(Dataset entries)
==============================
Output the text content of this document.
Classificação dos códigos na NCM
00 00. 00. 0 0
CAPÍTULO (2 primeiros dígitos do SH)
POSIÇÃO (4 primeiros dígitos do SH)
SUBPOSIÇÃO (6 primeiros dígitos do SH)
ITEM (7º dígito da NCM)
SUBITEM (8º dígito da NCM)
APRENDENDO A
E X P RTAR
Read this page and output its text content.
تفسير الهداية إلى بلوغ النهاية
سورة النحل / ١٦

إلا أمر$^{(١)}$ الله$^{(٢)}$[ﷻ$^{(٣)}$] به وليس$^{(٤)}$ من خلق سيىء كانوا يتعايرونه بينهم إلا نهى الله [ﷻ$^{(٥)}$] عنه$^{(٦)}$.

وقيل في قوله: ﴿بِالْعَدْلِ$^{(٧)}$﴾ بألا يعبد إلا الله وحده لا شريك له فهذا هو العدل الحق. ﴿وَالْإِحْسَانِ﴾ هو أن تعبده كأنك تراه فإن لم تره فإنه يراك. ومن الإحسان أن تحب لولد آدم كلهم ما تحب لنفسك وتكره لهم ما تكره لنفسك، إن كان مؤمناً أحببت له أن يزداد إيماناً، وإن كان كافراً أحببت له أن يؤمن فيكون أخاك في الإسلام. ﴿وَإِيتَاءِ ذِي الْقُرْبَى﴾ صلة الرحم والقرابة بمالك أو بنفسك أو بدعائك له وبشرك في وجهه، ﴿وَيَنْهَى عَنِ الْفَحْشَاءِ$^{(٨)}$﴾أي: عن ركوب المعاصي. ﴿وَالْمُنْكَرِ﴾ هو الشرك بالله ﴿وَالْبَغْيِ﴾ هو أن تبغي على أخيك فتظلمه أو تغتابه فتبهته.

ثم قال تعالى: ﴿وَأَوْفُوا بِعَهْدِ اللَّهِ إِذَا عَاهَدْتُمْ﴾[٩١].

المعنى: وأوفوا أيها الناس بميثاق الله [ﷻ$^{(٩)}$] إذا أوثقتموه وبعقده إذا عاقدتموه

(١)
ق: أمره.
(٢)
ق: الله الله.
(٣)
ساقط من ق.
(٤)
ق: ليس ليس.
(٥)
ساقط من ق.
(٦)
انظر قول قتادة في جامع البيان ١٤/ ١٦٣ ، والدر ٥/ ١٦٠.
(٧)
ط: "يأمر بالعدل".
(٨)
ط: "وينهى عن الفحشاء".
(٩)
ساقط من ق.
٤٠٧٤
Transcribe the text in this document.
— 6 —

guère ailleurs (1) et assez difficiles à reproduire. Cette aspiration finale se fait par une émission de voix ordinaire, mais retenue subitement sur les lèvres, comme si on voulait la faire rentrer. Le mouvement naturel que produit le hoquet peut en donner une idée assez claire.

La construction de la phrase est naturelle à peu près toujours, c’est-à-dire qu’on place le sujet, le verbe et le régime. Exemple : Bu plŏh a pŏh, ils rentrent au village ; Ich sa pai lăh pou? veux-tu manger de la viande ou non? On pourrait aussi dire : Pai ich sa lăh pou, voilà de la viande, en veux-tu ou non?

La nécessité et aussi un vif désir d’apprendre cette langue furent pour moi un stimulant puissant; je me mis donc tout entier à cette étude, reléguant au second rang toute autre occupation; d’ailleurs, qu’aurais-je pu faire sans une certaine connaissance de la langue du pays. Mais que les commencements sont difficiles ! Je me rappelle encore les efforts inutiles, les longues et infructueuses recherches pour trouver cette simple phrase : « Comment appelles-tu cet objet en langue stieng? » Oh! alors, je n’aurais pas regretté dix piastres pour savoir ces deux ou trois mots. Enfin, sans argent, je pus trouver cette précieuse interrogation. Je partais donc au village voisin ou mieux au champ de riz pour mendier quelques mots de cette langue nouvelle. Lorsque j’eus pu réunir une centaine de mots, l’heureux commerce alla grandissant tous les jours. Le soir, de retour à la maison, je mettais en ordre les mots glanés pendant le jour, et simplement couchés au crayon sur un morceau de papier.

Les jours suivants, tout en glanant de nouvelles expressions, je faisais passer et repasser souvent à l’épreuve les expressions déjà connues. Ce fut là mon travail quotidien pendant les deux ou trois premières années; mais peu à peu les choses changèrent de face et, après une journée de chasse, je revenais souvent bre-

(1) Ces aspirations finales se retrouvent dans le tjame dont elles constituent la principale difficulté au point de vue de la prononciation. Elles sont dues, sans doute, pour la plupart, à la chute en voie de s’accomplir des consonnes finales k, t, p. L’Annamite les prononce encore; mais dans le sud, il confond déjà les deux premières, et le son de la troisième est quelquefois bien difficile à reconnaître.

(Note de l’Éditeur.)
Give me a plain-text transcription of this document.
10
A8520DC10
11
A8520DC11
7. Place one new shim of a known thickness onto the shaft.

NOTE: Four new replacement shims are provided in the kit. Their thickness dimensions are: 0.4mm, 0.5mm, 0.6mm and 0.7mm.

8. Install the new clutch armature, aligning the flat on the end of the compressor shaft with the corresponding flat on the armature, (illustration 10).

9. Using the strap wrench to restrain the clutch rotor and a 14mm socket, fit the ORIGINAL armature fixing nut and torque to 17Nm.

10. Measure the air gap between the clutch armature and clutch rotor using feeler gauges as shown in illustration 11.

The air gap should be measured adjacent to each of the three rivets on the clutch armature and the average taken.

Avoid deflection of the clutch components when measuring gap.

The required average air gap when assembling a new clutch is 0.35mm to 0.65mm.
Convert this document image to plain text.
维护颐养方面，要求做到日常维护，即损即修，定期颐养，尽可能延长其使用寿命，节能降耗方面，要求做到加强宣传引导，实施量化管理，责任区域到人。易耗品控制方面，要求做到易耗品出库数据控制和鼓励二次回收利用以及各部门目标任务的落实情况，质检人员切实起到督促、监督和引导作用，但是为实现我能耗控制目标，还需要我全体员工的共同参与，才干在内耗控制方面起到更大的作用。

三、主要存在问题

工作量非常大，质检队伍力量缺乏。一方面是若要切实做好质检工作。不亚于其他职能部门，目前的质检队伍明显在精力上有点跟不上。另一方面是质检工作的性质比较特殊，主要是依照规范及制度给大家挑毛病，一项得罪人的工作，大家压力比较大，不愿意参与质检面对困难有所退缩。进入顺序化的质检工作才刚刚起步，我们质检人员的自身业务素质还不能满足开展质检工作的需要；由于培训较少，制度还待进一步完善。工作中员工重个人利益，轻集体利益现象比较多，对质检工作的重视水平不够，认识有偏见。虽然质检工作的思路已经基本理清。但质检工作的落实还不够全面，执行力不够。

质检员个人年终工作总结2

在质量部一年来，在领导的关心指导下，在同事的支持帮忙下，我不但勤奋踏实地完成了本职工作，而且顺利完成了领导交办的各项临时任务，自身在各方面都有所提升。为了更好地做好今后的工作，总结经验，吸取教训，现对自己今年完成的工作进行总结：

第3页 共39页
==============================
• GIVEN INSTRUCTION
Search the material above for "aussi". Pull out each line where it shows up.

• THE RESPONSE
La construction de la phrase est naturelle à peu près toujours, c’est-à-dire qu’on place le sujet, le verbe et le régime. Exemple : Bu plŏh a pŏh, ils rentrent au village ; Ich sa pai lăh pou? veux-tu manger de la viande ou non? On pourrait aussi dire : Pai ich sa lăh pou, voilà de la viande, en veux-tu ou non?
La nécessité et aussi un vif désir d’apprendre cette langue furent pour moi un stimulant puissant; je me mis donc tout entier à cette étude, reléguant au second rang toute autre occupation; d’ailleurs, qu’aurais-je pu faire sans une certaine connaissance de la langue du pays. Mais que les commencements sont difficiles ! Je me rappelle encore les efforts inutiles, les longues et infructueuses recherches pour trouver cette simple phrase : « Comment appelles-tu cet objet en langue stieng? » Oh! alors, je n’aurais pas regretté dix piastres pour savoir ces deux ou trois mots. Enfin, sans argent, je pus trouver cette précieuse interrogation. Je partais donc au village voisin ou mieux au champ de riz pour mendier quelques mots de cette langue nouvelle. Lorsque j’eus pu réunir une centaine de mots, l’heureux commerce alla grandissant tous les jours. Le soir, de retour à la maison, je mettais en ordre les mots glanés pendant le jour, et simplement couchés au crayon sur un morceau de papier.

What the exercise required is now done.